Exercise goal >>
Your task is to copy every line of the records below that contains "through".

☆ ☆ ☆ ☆ ☆

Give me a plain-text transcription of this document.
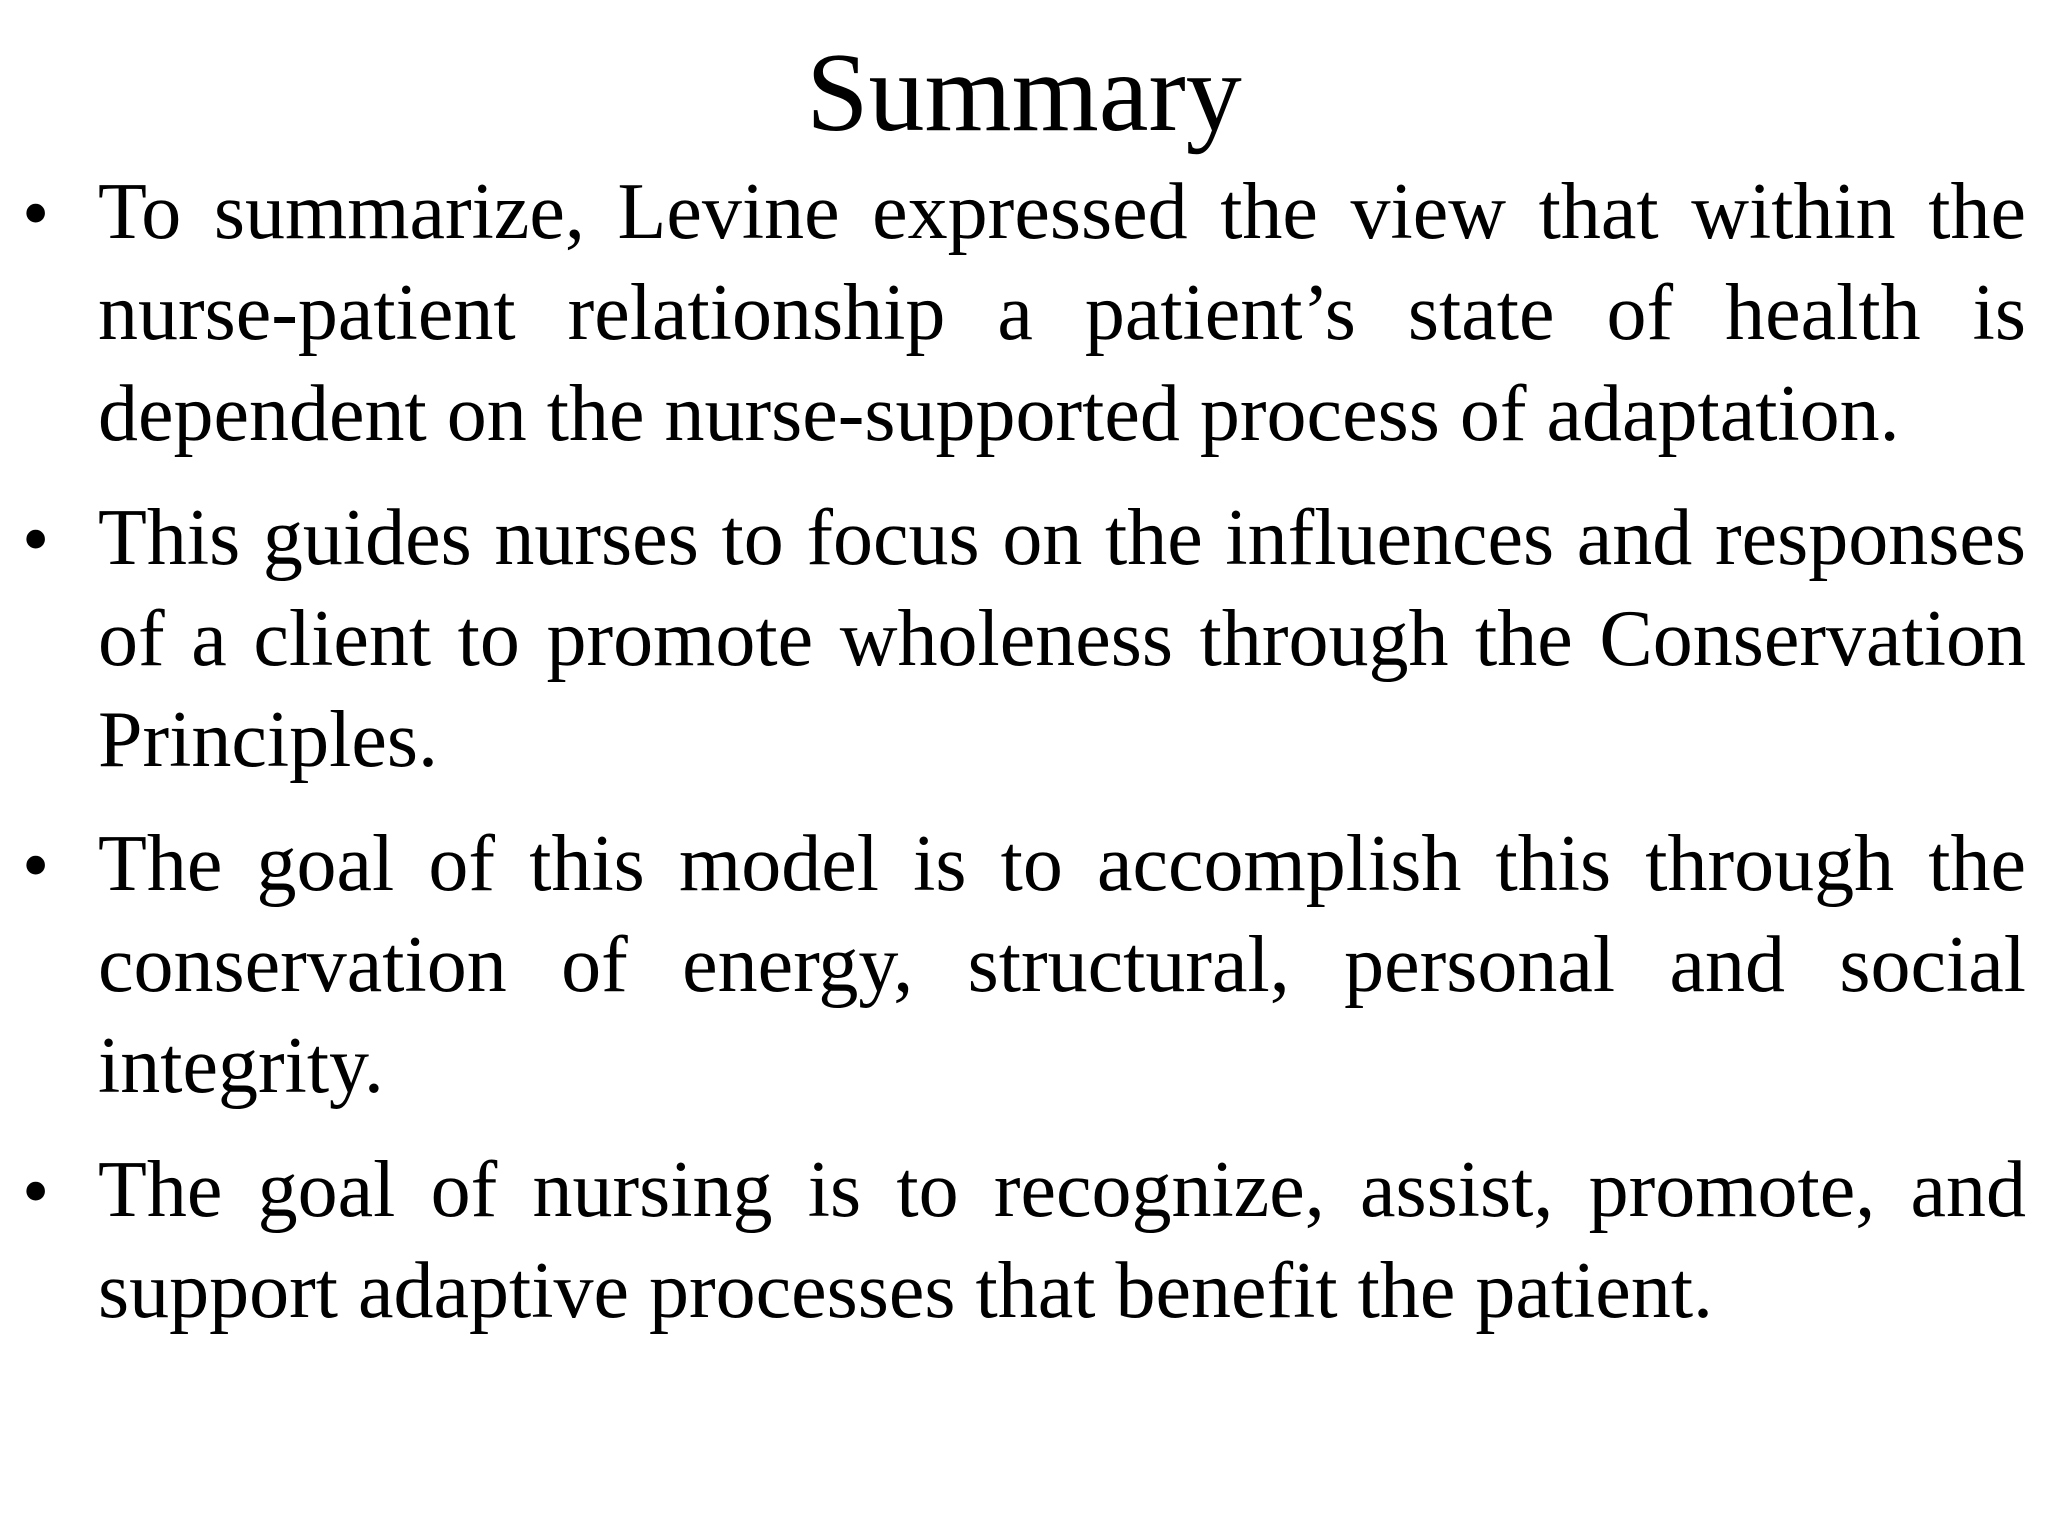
Summary
• To summarize, Levine expressed the view that within the nurse-patient relationship a patient’s state of health is dependent on the nurse-supported process of adaptation.
• This guides nurses to focus on the influences and responses of a client to promote wholeness through the Conservation Principles.
• The goal of this model is to accomplish this through the conservation of energy, structural, personal and social integrity.
• The goal of nursing is to recognize, assist, promote, and support adaptive processes that benefit the patient.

☆ ☆ ☆ ☆ ☆

Answer for the task >>
• This guides nurses to focus on the influences and responses of a client to promote wholeness through the Conservation Principles.
• The goal of this model is to accomplish this through the conservation of energy, structural, personal and social integrity.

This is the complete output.